**Task goal:** Print all the records exactly, please.

== Material to process

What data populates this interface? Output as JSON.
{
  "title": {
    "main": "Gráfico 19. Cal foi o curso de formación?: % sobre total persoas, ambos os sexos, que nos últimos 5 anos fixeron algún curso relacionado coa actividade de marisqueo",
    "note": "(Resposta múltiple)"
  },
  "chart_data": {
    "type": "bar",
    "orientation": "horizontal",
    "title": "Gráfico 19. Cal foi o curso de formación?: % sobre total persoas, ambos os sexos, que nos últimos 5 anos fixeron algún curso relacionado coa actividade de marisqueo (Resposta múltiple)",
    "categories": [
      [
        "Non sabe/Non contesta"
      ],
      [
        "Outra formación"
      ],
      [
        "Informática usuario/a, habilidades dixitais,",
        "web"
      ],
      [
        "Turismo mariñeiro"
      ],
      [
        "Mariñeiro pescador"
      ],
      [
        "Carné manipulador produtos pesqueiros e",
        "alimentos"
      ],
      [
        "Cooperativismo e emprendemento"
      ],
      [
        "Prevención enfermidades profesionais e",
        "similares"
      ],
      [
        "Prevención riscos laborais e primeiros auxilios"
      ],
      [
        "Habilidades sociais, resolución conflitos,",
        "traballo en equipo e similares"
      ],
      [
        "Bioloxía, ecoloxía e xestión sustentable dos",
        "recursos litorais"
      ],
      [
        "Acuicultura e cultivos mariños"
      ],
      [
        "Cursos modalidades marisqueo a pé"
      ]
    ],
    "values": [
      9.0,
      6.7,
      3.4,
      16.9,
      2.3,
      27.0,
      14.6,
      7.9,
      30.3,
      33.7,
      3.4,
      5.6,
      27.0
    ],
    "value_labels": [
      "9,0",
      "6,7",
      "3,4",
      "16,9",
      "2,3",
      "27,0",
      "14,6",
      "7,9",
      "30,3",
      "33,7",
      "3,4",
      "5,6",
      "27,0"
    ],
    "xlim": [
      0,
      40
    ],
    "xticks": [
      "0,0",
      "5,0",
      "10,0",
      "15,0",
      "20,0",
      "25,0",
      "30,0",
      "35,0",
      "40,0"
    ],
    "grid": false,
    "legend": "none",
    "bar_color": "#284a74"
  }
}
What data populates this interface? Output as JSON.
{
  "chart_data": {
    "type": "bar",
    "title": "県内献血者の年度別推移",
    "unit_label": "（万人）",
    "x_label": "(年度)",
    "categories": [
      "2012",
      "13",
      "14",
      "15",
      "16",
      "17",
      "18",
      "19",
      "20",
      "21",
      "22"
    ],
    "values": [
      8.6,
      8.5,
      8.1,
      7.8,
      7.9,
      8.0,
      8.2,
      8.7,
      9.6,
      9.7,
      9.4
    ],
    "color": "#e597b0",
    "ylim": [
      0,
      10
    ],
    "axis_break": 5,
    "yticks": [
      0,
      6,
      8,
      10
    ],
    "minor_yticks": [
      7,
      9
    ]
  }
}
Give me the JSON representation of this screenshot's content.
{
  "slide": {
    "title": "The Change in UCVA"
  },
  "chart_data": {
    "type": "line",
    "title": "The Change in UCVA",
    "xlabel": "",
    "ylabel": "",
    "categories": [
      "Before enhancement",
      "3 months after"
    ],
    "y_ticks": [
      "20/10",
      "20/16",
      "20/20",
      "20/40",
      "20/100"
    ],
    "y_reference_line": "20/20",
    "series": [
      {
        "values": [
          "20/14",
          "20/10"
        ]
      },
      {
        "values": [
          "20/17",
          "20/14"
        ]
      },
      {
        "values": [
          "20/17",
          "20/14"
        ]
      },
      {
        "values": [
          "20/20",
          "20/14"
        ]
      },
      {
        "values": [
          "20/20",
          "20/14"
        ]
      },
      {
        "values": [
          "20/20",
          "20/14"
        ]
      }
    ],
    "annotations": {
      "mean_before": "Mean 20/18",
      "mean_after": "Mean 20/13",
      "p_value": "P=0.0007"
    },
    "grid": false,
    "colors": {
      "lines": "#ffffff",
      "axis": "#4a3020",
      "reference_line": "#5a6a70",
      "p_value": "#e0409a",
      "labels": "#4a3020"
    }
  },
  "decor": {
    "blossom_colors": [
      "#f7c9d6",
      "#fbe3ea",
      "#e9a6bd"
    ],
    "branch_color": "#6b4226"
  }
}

====

**Reply:**
What data populates this interface? Output as JSON.
{
  "title": {
    "main": "Gráfico 19. Cal foi o curso de formación?: % sobre total persoas, ambos os sexos, que nos últimos 5 anos fixeron algún curso relacionado coa actividade de marisqueo",
    "note": "(Resposta múltiple)"
  },
  "chart_data": {
    "type": "bar",
    "orientation": "horizontal",
    "title": "Gráfico 19. Cal foi o curso de formación?: % sobre total persoas, ambos os sexos, que nos últimos 5 anos fixeron algún curso relacionado coa actividade de marisqueo (Resposta múltiple)",
    "categories": [
      [
        "Non sabe/Non contesta"
      ],
      [
        "Outra formación"
      ],
      [
        "Informática usuario/a, habilidades dixitais,",
        "web"
      ],
      [
        "Turismo mariñeiro"
      ],
      [
        "Mariñeiro pescador"
      ],
      [
        "Carné manipulador produtos pesqueiros e",
        "alimentos"
      ],
      [
        "Cooperativismo e emprendemento"
      ],
      [
        "Prevención enfermidades profesionais e",
        "similares"
      ],
      [
        "Prevención riscos laborais e primeiros auxilios"
      ],
      [
        "Habilidades sociais, resolución conflitos,",
        "traballo en equipo e similares"
      ],
      [
        "Bioloxía, ecoloxía e xestión sustentable dos",
        "recursos litorais"
      ],
      [
        "Acuicultura e cultivos mariños"
      ],
      [
        "Cursos modalidades marisqueo a pé"
      ]
    ],
    "values": [
      9.0,
      6.7,
      3.4,
      16.9,
      2.3,
      27.0,
      14.6,
      7.9,
      30.3,
      33.7,
      3.4,
      5.6,
      27.0
    ],
    "value_labels": [
      "9,0",
      "6,7",
      "3,4",
      "16,9",
      "2,3",
      "27,0",
      "14,6",
      "7,9",
      "30,3",
      "33,7",
      "3,4",
      "5,6",
      "27,0"
    ],
    "xlim": [
      0,
      40
    ],
    "xticks": [
      "0,0",
      "5,0",
      "10,0",
      "15,0",
      "20,0",
      "25,0",
      "30,0",
      "35,0",
      "40,0"
    ],
    "grid": false,
    "legend": "none",
    "bar_color": "#284a74"
  }
}
What data populates this interface? Output as JSON.
{
  "chart_data": {
    "type": "bar",
    "title": "県内献血者の年度別推移",
    "unit_label": "（万人）",
    "x_label": "(年度)",
    "categories": [
      "2012",
      "13",
      "14",
      "15",
      "16",
      "17",
      "18",
      "19",
      "20",
      "21",
      "22"
    ],
    "values": [
      8.6,
      8.5,
      8.1,
      7.8,
      7.9,
      8.0,
      8.2,
      8.7,
      9.6,
      9.7,
      9.4
    ],
    "color": "#e597b0",
    "ylim": [
      0,
      10
    ],
    "axis_break": 5,
    "yticks": [
      0,
      6,
      8,
      10
    ],
    "minor_yticks": [
      7,
      9
    ]
  }
}
Give me the JSON representation of this screenshot's content.
{
  "slide": {
    "title": "The Change in UCVA"
  },
  "chart_data": {
    "type": "line",
    "title": "The Change in UCVA",
    "xlabel": "",
    "ylabel": "",
    "categories": [
      "Before enhancement",
      "3 months after"
    ],
    "y_ticks": [
      "20/10",
      "20/16",
      "20/20",
      "20/40",
      "20/100"
    ],
    "y_reference_line": "20/20",
    "series": [
      {
        "values": [
          "20/14",
          "20/10"
        ]
      },
      {
        "values": [
          "20/17",
          "20/14"
        ]
      },
      {
        "values": [
          "20/17",
          "20/14"
        ]
      },
      {
        "values": [
          "20/20",
          "20/14"
        ]
      },
      {
        "values": [
          "20/20",
          "20/14"
        ]
      },
      {
        "values": [
          "20/20",
          "20/14"
        ]
      }
    ],
    "annotations": {
      "mean_before": "Mean 20/18",
      "mean_after": "Mean 20/13",
      "p_value": "P=0.0007"
    },
    "grid": false,
    "colors": {
      "lines": "#ffffff",
      "axis": "#4a3020",
      "reference_line": "#5a6a70",
      "p_value": "#e0409a",
      "labels": "#4a3020"
    }
  },
  "decor": {
    "blossom_colors": [
      "#f7c9d6",
      "#fbe3ea",
      "#e9a6bd"
    ],
    "branch_color": "#6b4226"
  }
}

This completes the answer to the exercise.